## INSTRUCTIONS FOR THE TASK:
Search the listing below for "MUSIC". Copy each matching line.

## TASK INPUT:
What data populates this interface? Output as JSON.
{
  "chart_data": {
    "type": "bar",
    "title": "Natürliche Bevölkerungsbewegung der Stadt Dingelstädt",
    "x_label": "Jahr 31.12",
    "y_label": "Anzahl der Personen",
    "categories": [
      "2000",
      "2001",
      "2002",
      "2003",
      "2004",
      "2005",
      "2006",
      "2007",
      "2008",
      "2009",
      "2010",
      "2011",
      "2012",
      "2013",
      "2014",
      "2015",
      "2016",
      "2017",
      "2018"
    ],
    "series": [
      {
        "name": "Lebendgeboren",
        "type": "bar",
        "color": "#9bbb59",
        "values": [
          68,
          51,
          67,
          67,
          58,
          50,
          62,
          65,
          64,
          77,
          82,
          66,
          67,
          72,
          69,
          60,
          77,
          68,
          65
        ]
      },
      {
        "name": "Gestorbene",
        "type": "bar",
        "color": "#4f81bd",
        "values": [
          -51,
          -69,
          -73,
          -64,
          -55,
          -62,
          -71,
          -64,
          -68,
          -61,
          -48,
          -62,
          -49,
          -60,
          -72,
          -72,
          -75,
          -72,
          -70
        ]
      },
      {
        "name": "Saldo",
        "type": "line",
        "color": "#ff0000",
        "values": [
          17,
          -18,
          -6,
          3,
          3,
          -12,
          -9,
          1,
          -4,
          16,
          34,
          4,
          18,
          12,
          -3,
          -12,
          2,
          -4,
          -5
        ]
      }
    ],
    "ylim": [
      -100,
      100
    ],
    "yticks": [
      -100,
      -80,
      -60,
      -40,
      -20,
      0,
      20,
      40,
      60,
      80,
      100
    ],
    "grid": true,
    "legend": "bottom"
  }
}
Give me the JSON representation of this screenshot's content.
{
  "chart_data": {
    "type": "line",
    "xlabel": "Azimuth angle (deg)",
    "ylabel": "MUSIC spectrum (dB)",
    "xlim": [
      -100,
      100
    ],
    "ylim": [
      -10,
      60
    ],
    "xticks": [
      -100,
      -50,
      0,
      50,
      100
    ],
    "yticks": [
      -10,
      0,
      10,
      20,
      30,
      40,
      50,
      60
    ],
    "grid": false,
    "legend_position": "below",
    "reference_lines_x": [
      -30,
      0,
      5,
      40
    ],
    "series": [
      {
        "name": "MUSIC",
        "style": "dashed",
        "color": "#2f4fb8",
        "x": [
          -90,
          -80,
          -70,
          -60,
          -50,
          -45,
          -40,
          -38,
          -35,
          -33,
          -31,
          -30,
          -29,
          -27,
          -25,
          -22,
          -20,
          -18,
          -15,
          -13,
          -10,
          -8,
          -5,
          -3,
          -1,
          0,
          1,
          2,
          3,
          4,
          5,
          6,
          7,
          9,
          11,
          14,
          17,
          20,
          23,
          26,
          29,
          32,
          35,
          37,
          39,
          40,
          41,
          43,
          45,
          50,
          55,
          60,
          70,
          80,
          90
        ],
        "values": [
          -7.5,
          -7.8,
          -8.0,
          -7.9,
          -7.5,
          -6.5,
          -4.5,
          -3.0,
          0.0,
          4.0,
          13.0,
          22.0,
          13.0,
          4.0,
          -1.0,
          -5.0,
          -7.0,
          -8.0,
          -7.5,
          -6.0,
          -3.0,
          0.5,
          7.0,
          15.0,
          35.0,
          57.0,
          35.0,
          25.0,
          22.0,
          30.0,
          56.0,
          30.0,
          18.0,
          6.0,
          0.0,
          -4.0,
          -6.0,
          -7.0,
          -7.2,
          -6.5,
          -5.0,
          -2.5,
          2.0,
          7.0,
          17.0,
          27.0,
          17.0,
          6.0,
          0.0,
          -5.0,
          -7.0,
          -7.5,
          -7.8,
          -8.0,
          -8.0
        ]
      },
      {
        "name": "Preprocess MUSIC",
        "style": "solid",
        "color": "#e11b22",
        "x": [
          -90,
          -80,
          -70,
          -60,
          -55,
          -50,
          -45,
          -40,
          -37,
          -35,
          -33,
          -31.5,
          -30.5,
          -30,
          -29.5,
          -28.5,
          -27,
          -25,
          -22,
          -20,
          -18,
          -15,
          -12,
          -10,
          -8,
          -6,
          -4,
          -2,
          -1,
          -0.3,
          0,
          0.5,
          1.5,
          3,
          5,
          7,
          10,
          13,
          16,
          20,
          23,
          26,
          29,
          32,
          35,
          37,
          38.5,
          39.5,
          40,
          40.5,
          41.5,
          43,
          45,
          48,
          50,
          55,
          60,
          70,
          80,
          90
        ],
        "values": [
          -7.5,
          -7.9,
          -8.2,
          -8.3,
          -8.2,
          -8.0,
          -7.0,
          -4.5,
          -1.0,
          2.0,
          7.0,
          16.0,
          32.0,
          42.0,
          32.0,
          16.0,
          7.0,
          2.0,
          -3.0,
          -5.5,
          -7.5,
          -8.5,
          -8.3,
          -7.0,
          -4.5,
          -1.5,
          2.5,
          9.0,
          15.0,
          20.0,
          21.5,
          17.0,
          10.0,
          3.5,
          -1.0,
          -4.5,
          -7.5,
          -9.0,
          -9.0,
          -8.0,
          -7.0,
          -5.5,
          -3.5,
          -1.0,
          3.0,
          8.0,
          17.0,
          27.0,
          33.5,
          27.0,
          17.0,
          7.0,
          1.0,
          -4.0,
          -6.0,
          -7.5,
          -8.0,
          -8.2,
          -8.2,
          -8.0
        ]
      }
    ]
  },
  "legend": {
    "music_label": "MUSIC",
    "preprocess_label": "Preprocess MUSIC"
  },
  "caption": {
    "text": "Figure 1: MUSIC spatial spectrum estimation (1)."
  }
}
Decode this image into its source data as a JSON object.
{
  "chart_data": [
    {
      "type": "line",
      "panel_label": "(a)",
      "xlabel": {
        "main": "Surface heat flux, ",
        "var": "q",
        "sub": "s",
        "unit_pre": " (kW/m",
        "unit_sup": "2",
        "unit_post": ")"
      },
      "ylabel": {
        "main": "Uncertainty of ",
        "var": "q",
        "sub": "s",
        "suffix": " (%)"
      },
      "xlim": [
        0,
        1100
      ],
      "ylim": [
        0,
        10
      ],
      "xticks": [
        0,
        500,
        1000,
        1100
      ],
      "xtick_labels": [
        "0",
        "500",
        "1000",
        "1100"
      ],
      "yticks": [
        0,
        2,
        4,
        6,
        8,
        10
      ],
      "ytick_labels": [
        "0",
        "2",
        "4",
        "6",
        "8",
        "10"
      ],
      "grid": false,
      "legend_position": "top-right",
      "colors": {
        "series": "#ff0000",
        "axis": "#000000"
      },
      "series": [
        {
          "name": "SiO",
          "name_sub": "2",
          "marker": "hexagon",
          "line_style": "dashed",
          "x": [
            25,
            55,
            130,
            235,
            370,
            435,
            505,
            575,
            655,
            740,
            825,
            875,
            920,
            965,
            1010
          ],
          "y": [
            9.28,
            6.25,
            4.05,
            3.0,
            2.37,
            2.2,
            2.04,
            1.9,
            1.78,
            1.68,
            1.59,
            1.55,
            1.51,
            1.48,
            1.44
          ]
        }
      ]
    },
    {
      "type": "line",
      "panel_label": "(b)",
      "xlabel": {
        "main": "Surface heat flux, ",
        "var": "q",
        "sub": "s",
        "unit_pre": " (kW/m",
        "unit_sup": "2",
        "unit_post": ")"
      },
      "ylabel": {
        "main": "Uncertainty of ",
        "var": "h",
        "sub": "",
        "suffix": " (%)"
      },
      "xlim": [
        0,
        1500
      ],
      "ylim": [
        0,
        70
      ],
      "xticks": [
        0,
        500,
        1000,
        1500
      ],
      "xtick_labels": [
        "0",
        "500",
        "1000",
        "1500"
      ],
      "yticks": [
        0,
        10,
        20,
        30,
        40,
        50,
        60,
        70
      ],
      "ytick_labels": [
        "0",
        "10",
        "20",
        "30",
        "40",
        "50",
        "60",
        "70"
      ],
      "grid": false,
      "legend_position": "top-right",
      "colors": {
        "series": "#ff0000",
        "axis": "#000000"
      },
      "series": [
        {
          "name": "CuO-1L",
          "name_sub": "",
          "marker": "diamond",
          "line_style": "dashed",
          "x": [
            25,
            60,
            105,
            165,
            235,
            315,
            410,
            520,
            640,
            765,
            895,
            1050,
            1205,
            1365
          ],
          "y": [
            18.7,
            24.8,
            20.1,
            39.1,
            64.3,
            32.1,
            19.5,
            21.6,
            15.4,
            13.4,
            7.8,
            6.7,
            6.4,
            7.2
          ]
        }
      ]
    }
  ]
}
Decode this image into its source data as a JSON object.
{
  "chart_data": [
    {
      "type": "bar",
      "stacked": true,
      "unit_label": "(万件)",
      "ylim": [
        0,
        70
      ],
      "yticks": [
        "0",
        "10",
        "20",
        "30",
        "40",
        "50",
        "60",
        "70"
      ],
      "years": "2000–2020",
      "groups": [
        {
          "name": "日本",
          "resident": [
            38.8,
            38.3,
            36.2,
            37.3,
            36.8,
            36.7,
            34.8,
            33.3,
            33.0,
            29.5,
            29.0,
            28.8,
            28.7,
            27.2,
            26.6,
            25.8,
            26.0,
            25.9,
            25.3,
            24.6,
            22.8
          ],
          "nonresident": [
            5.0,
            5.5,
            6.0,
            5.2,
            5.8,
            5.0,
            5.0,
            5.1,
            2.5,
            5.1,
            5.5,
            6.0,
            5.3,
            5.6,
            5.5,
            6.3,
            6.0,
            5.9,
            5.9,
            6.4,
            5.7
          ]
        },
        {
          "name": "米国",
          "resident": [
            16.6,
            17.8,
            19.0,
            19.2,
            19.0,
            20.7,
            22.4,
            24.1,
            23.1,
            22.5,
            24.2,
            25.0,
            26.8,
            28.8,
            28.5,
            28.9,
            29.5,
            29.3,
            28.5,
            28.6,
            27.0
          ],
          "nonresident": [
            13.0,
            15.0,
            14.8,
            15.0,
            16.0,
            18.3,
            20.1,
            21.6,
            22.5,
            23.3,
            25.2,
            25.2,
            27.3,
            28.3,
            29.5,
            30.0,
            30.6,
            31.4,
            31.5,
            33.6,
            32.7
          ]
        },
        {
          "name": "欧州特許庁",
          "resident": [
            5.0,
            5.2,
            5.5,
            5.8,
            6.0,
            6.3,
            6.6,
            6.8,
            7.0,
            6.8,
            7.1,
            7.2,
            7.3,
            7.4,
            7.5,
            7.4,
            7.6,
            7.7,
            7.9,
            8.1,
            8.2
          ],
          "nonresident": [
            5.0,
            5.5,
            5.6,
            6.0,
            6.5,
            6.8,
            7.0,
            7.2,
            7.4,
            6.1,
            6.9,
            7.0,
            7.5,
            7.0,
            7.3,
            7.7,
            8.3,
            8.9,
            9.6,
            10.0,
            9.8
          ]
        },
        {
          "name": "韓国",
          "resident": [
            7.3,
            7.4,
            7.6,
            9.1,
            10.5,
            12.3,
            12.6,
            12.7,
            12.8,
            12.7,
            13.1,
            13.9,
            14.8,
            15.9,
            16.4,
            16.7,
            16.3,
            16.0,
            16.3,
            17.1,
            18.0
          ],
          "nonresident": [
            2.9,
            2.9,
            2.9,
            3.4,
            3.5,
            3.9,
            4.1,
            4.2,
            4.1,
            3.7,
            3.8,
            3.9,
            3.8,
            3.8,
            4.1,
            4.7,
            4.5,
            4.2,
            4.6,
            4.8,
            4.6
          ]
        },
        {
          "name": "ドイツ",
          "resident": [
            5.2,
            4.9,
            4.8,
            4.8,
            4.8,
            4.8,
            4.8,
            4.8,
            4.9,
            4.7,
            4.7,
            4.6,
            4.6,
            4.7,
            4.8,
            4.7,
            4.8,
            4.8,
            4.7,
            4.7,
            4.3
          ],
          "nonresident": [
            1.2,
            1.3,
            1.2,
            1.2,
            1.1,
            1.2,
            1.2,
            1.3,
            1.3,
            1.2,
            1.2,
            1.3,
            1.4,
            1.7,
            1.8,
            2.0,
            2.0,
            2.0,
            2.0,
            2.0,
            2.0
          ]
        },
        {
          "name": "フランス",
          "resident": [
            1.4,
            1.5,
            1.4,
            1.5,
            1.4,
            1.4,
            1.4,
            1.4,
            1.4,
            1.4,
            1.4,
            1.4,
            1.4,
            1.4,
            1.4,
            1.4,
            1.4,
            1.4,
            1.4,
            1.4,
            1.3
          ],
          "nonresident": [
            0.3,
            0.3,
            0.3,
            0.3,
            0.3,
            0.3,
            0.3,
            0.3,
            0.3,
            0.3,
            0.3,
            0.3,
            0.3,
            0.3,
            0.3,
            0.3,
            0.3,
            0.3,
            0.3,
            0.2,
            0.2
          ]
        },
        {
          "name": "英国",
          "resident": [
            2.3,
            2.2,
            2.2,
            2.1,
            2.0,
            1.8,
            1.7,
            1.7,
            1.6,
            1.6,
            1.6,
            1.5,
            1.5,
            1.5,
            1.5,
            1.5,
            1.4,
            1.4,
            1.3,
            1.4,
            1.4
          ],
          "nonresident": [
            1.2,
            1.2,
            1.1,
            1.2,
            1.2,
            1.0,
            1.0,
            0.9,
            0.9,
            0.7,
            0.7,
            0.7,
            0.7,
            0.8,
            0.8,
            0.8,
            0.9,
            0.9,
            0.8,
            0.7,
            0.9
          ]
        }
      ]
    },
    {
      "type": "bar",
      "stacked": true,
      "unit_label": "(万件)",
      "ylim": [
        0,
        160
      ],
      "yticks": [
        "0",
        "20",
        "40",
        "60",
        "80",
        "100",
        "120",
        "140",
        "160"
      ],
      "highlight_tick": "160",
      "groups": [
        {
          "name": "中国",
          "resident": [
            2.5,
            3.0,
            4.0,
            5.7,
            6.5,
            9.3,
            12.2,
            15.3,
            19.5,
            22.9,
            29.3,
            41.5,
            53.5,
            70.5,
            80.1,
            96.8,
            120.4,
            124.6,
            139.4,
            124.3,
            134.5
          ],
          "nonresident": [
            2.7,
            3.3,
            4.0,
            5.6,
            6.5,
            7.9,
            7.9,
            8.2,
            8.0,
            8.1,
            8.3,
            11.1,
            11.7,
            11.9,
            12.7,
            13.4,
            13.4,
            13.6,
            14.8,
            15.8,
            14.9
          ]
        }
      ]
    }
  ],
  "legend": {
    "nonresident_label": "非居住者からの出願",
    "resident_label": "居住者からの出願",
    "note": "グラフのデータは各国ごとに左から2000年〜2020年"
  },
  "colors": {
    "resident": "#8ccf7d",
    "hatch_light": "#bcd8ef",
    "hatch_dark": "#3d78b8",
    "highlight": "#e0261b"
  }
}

## ANSWER TO THIS EXERCISE:
    "ylabel": "MUSIC spectrum (dB)",
        "name": "MUSIC",
        "name": "Preprocess MUSIC",
    "music_label": "MUSIC",
    "preprocess_label": "Preprocess MUSIC"
    "text": "Figure 1: MUSIC spatial spectrum estimation (1)."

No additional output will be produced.